■ **EXERCISE OBJECTIVE**
Search the records for the word "habia" and pick out every line that has it.

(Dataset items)

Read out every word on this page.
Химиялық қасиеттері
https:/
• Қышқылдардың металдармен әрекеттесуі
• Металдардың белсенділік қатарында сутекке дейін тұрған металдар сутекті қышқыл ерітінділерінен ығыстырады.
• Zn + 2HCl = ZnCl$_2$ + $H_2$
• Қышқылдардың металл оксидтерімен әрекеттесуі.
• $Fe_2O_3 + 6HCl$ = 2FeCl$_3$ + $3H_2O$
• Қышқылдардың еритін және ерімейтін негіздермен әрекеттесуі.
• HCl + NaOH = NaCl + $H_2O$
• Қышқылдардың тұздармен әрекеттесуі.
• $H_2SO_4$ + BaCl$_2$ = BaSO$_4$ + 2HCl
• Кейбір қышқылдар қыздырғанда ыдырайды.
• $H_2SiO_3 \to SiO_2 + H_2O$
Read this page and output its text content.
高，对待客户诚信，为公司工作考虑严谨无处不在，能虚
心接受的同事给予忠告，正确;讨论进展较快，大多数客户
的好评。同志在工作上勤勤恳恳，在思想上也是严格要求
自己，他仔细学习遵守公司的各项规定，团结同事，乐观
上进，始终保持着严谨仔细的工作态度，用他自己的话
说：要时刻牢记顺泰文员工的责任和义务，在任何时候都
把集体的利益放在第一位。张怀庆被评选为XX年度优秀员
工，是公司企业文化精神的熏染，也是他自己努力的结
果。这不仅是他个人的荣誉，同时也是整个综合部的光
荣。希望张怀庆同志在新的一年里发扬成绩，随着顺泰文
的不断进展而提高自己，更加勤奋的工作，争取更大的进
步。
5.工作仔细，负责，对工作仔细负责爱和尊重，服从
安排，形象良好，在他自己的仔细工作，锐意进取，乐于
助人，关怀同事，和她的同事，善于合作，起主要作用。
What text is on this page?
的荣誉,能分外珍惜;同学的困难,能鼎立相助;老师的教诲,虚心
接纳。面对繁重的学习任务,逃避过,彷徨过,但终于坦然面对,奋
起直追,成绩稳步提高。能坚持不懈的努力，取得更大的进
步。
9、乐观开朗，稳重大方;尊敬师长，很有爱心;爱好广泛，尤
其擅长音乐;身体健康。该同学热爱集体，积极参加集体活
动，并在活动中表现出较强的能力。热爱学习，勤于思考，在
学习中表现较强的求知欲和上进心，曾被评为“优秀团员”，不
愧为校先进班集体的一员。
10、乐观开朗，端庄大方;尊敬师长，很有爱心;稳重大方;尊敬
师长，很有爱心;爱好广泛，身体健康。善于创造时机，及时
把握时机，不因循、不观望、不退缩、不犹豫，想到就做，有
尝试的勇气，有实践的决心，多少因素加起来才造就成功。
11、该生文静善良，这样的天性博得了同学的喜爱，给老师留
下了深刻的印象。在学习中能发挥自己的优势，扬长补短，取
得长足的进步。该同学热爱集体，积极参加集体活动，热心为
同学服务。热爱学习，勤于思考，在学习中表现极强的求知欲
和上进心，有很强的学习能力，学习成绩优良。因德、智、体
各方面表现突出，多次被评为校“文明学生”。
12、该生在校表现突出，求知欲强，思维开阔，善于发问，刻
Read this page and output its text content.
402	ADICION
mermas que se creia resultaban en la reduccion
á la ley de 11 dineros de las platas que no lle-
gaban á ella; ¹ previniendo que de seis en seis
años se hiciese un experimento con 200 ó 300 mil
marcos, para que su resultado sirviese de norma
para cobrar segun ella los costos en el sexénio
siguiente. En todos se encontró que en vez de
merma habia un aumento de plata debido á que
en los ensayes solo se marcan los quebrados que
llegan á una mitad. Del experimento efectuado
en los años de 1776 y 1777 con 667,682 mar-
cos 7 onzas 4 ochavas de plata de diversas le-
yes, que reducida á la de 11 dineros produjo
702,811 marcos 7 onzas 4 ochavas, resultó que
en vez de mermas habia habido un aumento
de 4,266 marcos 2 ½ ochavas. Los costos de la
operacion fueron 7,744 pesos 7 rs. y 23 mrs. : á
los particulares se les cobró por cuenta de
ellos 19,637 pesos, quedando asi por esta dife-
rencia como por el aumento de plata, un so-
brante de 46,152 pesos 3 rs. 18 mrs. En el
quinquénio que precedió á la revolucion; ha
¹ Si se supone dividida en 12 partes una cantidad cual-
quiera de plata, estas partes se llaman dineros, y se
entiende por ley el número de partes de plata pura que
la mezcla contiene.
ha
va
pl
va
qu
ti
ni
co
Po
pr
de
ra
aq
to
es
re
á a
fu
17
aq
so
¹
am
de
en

■ **FINAL RESULT**
merma habia un aumento de plata debido á que
en vez de mermas habia habido un aumento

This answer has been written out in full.